**GOAL**
Reproduce the records below in their entirety, character for character.

--- BEGIN ---

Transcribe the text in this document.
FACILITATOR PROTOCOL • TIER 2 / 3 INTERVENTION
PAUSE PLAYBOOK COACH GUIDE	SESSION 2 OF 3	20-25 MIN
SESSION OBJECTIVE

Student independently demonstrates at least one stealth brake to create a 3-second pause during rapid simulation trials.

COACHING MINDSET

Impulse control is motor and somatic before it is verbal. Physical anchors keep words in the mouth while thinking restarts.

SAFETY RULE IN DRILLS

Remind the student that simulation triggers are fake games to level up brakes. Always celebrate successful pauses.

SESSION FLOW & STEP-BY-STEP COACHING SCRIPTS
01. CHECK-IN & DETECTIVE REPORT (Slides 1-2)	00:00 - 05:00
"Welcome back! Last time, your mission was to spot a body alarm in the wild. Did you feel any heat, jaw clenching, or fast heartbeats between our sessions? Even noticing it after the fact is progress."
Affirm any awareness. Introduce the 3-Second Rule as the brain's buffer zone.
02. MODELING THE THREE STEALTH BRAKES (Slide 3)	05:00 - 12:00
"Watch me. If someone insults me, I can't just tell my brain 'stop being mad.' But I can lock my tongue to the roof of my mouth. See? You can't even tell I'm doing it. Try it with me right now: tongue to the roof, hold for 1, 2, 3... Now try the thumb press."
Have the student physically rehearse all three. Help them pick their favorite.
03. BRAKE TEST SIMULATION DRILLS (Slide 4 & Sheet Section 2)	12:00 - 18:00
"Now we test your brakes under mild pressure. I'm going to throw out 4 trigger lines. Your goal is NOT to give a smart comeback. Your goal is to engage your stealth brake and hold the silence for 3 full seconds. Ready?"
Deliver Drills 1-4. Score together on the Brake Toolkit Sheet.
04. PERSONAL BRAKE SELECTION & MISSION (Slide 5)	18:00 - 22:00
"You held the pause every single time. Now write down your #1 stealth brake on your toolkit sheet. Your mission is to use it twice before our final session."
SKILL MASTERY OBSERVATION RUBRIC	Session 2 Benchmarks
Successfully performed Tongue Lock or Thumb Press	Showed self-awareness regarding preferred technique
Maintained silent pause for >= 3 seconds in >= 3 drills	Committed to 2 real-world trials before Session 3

--- END ---

**EXERCISE OUTPUT**
Transcribe the text in this document.
FACILITATOR PROTOCOL • TIER 2 / 3 INTERVENTION
PAUSE PLAYBOOK COACH GUIDE	SESSION 2 OF 3	20-25 MIN
SESSION OBJECTIVE

Student independently demonstrates at least one stealth brake to create a 3-second pause during rapid simulation trials.

COACHING MINDSET

Impulse control is motor and somatic before it is verbal. Physical anchors keep words in the mouth while thinking restarts.

SAFETY RULE IN DRILLS

Remind the student that simulation triggers are fake games to level up brakes. Always celebrate successful pauses.

SESSION FLOW & STEP-BY-STEP COACHING SCRIPTS
01. CHECK-IN & DETECTIVE REPORT (Slides 1-2)	00:00 - 05:00
"Welcome back! Last time, your mission was to spot a body alarm in the wild. Did you feel any heat, jaw clenching, or fast heartbeats between our sessions? Even noticing it after the fact is progress."
Affirm any awareness. Introduce the 3-Second Rule as the brain's buffer zone.
02. MODELING THE THREE STEALTH BRAKES (Slide 3)	05:00 - 12:00
"Watch me. If someone insults me, I can't just tell my brain 'stop being mad.' But I can lock my tongue to the roof of my mouth. See? You can't even tell I'm doing it. Try it with me right now: tongue to the roof, hold for 1, 2, 3... Now try the thumb press."
Have the student physically rehearse all three. Help them pick their favorite.
03. BRAKE TEST SIMULATION DRILLS (Slide 4 & Sheet Section 2)	12:00 - 18:00
"Now we test your brakes under mild pressure. I'm going to throw out 4 trigger lines. Your goal is NOT to give a smart comeback. Your goal is to engage your stealth brake and hold the silence for 3 full seconds. Ready?"
Deliver Drills 1-4. Score together on the Brake Toolkit Sheet.
04. PERSONAL BRAKE SELECTION & MISSION (Slide 5)	18:00 - 22:00
"You held the pause every single time. Now write down your #1 stealth brake on your toolkit sheet. Your mission is to use it twice before our final session."
SKILL MASTERY OBSERVATION RUBRIC	Session 2 Benchmarks
Successfully performed Tongue Lock or Thumb Press	Showed self-awareness regarding preferred technique
Maintained silent pause for >= 3 seconds in >= 3 drills	Committed to 2 real-world trials before Session 3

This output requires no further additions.